:: ENTRIES SUPPLIED
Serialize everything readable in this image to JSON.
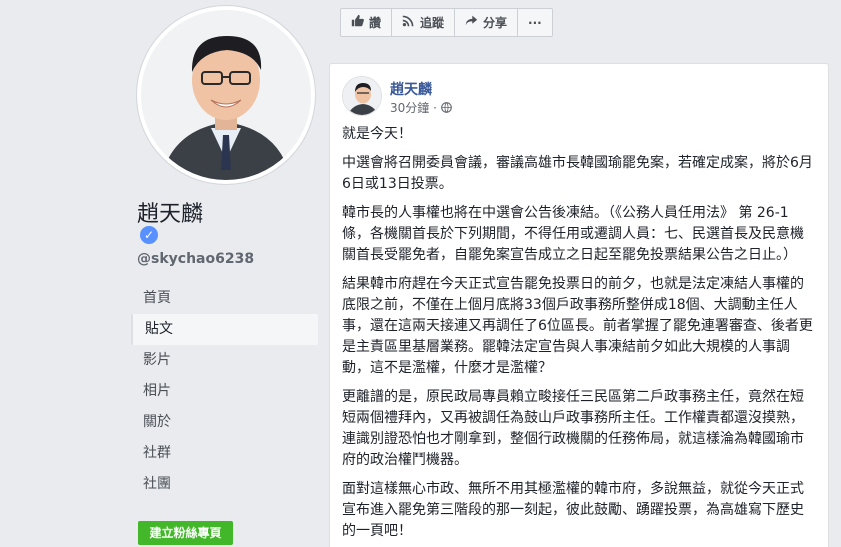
{
  "sidebar": {
    "page_name": "趙天麟",
    "verified_icon": "check",
    "handle": "@skychao6238",
    "nav": [
      "首頁",
      "貼文",
      "影片",
      "相片",
      "關於",
      "社群",
      "社團"
    ],
    "active_index": 1,
    "create_button": "建立粉絲專頁"
  },
  "actions": {
    "like_label": "讚",
    "follow_label": "追蹤",
    "share_label": "分享",
    "more_label": "···"
  },
  "post": {
    "author": "趙天麟",
    "time": "30分鐘 · ",
    "privacy_icon": "globe-icon",
    "paragraphs": [
      "就是今天！",
      "中選會將召開委員會議，審議高雄市長韓國瑜罷免案，若確定成案，將於6月6日或13日投票。",
      "韓市長的人事權也將在中選會公告後凍結。（《公務人員任用法》 第 26-1 條，各機關首長於下列期間，不得任用或遷調人員：七、民選首長及民意機關首長受罷免者，自罷免案宣告成立之日起至罷免投票結果公告之日止。）",
      "結果韓市府趕在今天正式宣告罷免投票日的前夕，也就是法定凍結人事權的底限之前，不僅在上個月底將33個戶政事務所整併成18個、大調動主任人事，還在這兩天接連又再調任了6位區長。前者掌握了罷免連署審查、後者更是主責區里基層業務。罷韓法定宣告與人事凍結前夕如此大規模的人事調動，這不是濫權，什麼才是濫權？",
      "更離譜的是，原民政局專員賴立畯接任三民區第二戶政事務主任，竟然在短短兩個禮拜內，又再被調任為鼓山戶政事務所主任。工作權責都還沒摸熟，連識別證恐怕也才剛拿到，整個行政機關的任務佈局，就這樣淪為韓國瑜市府的政治權鬥機器。",
      "面對這樣無心市政、無所不用其極濫權的韓市府，多說無益，就從今天正式宣布進入罷免第三階段的那一刻起，彼此鼓勵、踴躍投票，為高雄寫下歷史的一頁吧！"
    ]
  },
  "colors": {
    "background": "#e9ebee",
    "link": "#385898",
    "green": "#42b72a",
    "verified": "#5890ff"
  }
}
::::
DIRECTIVE. Quote each line of the listing exactly, but leave the pictures out.

RESULT OF THIS TASK.
Serialize everything readable in this image to JSON.
{
  "sidebar": {
    "page_name": "趙天麟",
    "verified_icon": "check",
    "handle": "@skychao6238",
    "nav": [
      "首頁",
      "貼文",
      "影片",
      "相片",
      "關於",
      "社群",
      "社團"
    ],
    "active_index": 1,
    "create_button": "建立粉絲專頁"
  },
  "actions": {
    "like_label": "讚",
    "follow_label": "追蹤",
    "share_label": "分享",
    "more_label": "···"
  },
  "post": {
    "author": "趙天麟",
    "time": "30分鐘 · ",
    "privacy_icon": "globe-icon",
    "paragraphs": [
      "就是今天！",
      "中選會將召開委員會議，審議高雄市長韓國瑜罷免案，若確定成案，將於6月6日或13日投票。",
      "韓市長的人事權也將在中選會公告後凍結。（《公務人員任用法》 第 26-1 條，各機關首長於下列期間，不得任用或遷調人員：七、民選首長及民意機關首長受罷免者，自罷免案宣告成立之日起至罷免投票結果公告之日止。）",
      "結果韓市府趕在今天正式宣告罷免投票日的前夕，也就是法定凍結人事權的底限之前，不僅在上個月底將33個戶政事務所整併成18個、大調動主任人事，還在這兩天接連又再調任了6位區長。前者掌握了罷免連署審查、後者更是主責區里基層業務。罷韓法定宣告與人事凍結前夕如此大規模的人事調動，這不是濫權，什麼才是濫權？",
      "更離譜的是，原民政局專員賴立畯接任三民區第二戶政事務主任，竟然在短短兩個禮拜內，又再被調任為鼓山戶政事務所主任。工作權責都還沒摸熟，連識別證恐怕也才剛拿到，整個行政機關的任務佈局，就這樣淪為韓國瑜市府的政治權鬥機器。",
      "面對這樣無心市政、無所不用其極濫權的韓市府，多說無益，就從今天正式宣布進入罷免第三階段的那一刻起，彼此鼓勵、踴躍投票，為高雄寫下歷史的一頁吧！"
    ]
  },
  "colors": {
    "background": "#e9ebee",
    "link": "#385898",
    "green": "#42b72a",
    "verified": "#5890ff"
  }
}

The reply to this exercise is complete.